** Start of DATA LISTING **
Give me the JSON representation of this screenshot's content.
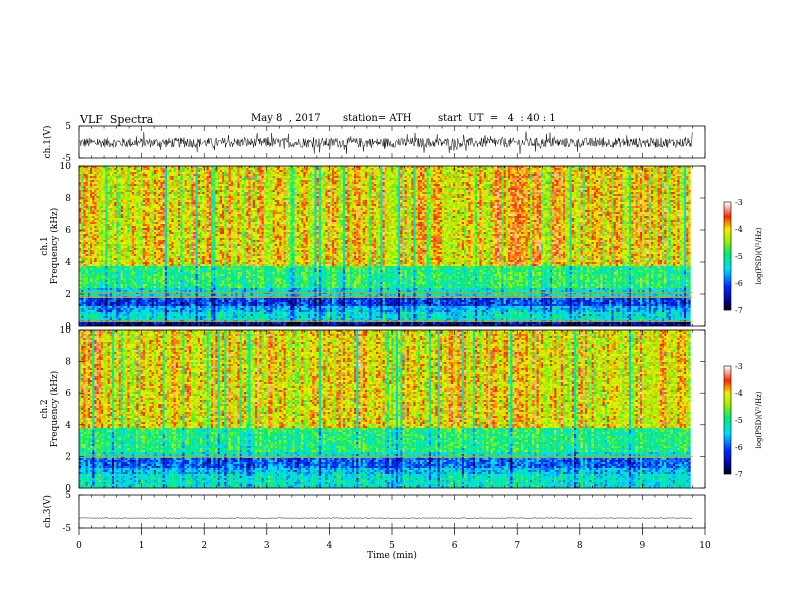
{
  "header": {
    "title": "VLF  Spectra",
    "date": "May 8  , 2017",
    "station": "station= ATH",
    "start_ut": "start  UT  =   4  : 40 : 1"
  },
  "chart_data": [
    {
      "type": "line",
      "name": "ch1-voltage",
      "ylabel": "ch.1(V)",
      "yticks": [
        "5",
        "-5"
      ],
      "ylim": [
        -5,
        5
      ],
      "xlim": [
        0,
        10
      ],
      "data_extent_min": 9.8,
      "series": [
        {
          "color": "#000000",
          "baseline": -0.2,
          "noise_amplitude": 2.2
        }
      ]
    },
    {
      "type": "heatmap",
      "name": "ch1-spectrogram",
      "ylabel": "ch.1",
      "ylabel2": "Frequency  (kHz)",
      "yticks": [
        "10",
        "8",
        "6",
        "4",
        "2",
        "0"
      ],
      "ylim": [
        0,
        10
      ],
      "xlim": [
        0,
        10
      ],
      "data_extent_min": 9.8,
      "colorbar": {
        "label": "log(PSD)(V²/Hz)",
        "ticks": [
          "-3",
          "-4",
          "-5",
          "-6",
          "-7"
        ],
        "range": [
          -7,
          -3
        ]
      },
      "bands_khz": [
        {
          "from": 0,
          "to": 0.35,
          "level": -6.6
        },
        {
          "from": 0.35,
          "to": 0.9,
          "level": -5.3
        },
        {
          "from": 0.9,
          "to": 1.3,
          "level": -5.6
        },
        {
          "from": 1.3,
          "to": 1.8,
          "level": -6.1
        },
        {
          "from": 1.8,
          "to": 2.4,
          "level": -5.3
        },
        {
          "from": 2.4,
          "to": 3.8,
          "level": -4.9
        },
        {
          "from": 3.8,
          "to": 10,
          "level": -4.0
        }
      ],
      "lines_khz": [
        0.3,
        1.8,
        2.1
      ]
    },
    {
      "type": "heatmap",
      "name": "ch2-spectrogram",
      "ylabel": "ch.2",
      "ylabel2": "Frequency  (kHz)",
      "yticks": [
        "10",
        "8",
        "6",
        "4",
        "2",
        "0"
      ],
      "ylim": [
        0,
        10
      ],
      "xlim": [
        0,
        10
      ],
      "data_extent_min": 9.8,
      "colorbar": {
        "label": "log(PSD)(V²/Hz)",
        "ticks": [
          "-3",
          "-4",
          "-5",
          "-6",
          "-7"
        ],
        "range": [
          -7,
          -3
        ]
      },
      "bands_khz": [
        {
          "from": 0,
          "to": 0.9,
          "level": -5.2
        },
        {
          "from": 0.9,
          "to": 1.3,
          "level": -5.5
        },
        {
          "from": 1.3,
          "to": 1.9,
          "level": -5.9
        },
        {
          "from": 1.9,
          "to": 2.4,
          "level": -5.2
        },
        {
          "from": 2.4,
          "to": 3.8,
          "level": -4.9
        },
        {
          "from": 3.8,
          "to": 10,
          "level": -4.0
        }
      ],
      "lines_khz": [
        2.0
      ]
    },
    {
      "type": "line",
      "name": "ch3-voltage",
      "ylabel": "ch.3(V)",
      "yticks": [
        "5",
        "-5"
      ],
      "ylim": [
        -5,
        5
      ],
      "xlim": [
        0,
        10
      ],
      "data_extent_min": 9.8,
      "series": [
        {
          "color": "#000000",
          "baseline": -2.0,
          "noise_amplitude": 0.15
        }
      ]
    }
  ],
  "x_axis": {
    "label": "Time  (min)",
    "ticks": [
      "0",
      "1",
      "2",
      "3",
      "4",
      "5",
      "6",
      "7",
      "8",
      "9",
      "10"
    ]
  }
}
** End of DATA LISTING **
_DIRECTION_: Would you mind returning each entry above word for word, skipping the images?

_SOLUTION_:
Give me the JSON representation of this screenshot's content.
{
  "header": {
    "title": "VLF  Spectra",
    "date": "May 8  , 2017",
    "station": "station= ATH",
    "start_ut": "start  UT  =   4  : 40 : 1"
  },
  "chart_data": [
    {
      "type": "line",
      "name": "ch1-voltage",
      "ylabel": "ch.1(V)",
      "yticks": [
        "5",
        "-5"
      ],
      "ylim": [
        -5,
        5
      ],
      "xlim": [
        0,
        10
      ],
      "data_extent_min": 9.8,
      "series": [
        {
          "color": "#000000",
          "baseline": -0.2,
          "noise_amplitude": 2.2
        }
      ]
    },
    {
      "type": "heatmap",
      "name": "ch1-spectrogram",
      "ylabel": "ch.1",
      "ylabel2": "Frequency  (kHz)",
      "yticks": [
        "10",
        "8",
        "6",
        "4",
        "2",
        "0"
      ],
      "ylim": [
        0,
        10
      ],
      "xlim": [
        0,
        10
      ],
      "data_extent_min": 9.8,
      "colorbar": {
        "label": "log(PSD)(V²/Hz)",
        "ticks": [
          "-3",
          "-4",
          "-5",
          "-6",
          "-7"
        ],
        "range": [
          -7,
          -3
        ]
      },
      "bands_khz": [
        {
          "from": 0,
          "to": 0.35,
          "level": -6.6
        },
        {
          "from": 0.35,
          "to": 0.9,
          "level": -5.3
        },
        {
          "from": 0.9,
          "to": 1.3,
          "level": -5.6
        },
        {
          "from": 1.3,
          "to": 1.8,
          "level": -6.1
        },
        {
          "from": 1.8,
          "to": 2.4,
          "level": -5.3
        },
        {
          "from": 2.4,
          "to": 3.8,
          "level": -4.9
        },
        {
          "from": 3.8,
          "to": 10,
          "level": -4.0
        }
      ],
      "lines_khz": [
        0.3,
        1.8,
        2.1
      ]
    },
    {
      "type": "heatmap",
      "name": "ch2-spectrogram",
      "ylabel": "ch.2",
      "ylabel2": "Frequency  (kHz)",
      "yticks": [
        "10",
        "8",
        "6",
        "4",
        "2",
        "0"
      ],
      "ylim": [
        0,
        10
      ],
      "xlim": [
        0,
        10
      ],
      "data_extent_min": 9.8,
      "colorbar": {
        "label": "log(PSD)(V²/Hz)",
        "ticks": [
          "-3",
          "-4",
          "-5",
          "-6",
          "-7"
        ],
        "range": [
          -7,
          -3
        ]
      },
      "bands_khz": [
        {
          "from": 0,
          "to": 0.9,
          "level": -5.2
        },
        {
          "from": 0.9,
          "to": 1.3,
          "level": -5.5
        },
        {
          "from": 1.3,
          "to": 1.9,
          "level": -5.9
        },
        {
          "from": 1.9,
          "to": 2.4,
          "level": -5.2
        },
        {
          "from": 2.4,
          "to": 3.8,
          "level": -4.9
        },
        {
          "from": 3.8,
          "to": 10,
          "level": -4.0
        }
      ],
      "lines_khz": [
        2.0
      ]
    },
    {
      "type": "line",
      "name": "ch3-voltage",
      "ylabel": "ch.3(V)",
      "yticks": [
        "5",
        "-5"
      ],
      "ylim": [
        -5,
        5
      ],
      "xlim": [
        0,
        10
      ],
      "data_extent_min": 9.8,
      "series": [
        {
          "color": "#000000",
          "baseline": -2.0,
          "noise_amplitude": 0.15
        }
      ]
    }
  ],
  "x_axis": {
    "label": "Time  (min)",
    "ticks": [
      "0",
      "1",
      "2",
      "3",
      "4",
      "5",
      "6",
      "7",
      "8",
      "9",
      "10"
    ]
  }
}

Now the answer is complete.